▸ **Stated problem 1**
List every person named in the article on Senate primaries.
▸ **Stated problem 2**
Answer these questions from the article on Senate primaries:
(a) How old is Carlos Beruff?
(b) What two labels did newspapers in Florida give him?
(c) Who beat Marco Rubio in the presidential primary?
▸ **Stated problem 3**
In the article on Senate primaries, copy the passage starting with "Newspapers in Florida" and going on through "the presidential primary.".

US political establishment makes a comeback?

This was said to be the year of outsiders but in Senate primaries, insiders are winning big

Florida Senator Rubio thanking supporters on the day before the state's primary election late last month, which he won convincingly. His opponent was Mr Beruff, who touted himself as a tough-talking political outsider with a hard line on immigration.
Florida Senator Rubio thanking supporters on the day before the state's primary election late last month, which he won convincingly. His opponent was Mr Beruff, who touted himself as a tough-talking political outsider with a hard line on immigration. PHOTO: AGENCE FRANCE-PRESSE

WASHINGTON • Florida property developer Carlos Beruff adopted an interesting strategy in his attempt to become his state's Republican Party nominee for the Senate - he decided to make himself into Donald Trump.

The 58-year-old Cuban-American touted himself as a tough-talking political outsider with a hard line on immigration. He retrofitted Mr Trump's temporary ban on Muslims to his own needs, calling for a ban on all immigrants from the Middle East, and promised to put "America First".

"I'm no politician. I'm a business guy running for the Senate. The other guys are politicians looking for a promotion. Forget them. It's time to put America first," he said, in a Trump-esque television ad.

Newspapers in Florida promptly labelled him the "Cuban-American Donald Trump" and the "Little Trump of Florida".

In a way, the strategy made sense, given that Mr Beruff's main opponent in the primary was Senator Marco Rubio - a man who was trounced by Mr Trump in the presidential primary.

Florida Senator Rubio thanking supporters on the day before the state's primary election late last month, which he won convincingly. His opponent was Mr Beruff, who touted himself as a tough-talking political outsider with a hard line on immigration. PHOTO: AGENCE FRANCE-PRESSE

However, it didn't work.

▸ **Data excerpts**
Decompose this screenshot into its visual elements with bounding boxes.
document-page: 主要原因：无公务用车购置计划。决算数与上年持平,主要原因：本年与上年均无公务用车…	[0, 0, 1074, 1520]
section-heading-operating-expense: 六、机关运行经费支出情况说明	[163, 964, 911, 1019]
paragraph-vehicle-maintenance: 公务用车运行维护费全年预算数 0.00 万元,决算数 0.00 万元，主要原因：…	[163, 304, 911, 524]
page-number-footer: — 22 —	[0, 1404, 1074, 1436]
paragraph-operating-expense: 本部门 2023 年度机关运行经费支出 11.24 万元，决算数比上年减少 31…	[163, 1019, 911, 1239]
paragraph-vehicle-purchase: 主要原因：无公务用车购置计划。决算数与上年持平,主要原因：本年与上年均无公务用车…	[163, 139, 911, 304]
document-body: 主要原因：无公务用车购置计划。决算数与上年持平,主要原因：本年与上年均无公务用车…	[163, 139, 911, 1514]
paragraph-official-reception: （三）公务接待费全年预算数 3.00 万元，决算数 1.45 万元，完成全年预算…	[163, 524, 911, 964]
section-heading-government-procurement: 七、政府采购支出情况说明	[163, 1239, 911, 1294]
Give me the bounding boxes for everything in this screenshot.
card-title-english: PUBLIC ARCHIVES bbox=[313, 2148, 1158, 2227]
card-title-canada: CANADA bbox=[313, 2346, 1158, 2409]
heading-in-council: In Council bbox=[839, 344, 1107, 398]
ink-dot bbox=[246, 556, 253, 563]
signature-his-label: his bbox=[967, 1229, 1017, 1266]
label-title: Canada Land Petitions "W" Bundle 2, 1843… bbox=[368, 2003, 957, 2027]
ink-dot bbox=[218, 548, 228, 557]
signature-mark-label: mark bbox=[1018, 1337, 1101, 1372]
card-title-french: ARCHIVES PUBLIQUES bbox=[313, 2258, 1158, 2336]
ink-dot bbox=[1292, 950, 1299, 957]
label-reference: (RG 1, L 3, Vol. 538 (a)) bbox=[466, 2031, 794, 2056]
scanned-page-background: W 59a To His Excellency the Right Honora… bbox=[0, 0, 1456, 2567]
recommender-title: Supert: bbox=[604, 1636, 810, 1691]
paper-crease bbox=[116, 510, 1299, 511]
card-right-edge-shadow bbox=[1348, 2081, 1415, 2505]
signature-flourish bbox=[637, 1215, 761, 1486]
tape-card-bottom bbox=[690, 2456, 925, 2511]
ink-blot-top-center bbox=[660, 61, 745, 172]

▸ **Answer 1**
Carlos Beruff
Donald Trump
Marco Rubio

▸ **Answer 2**
(a) 58
(b) The "Cuban-American Donald Trump" and the "Little Trump of Florida"
(c) Donald Trump

▸ **Answer 3**
Newspapers in Florida promptly labelled him the "Cuban-American Donald Trump" and the "Little Trump of Florida".

In a way, the strategy made sense, given that Mr Beruff's main opponent in the primary was Senator Marco Rubio - a man who was trounced by Mr Trump in the presidential primary.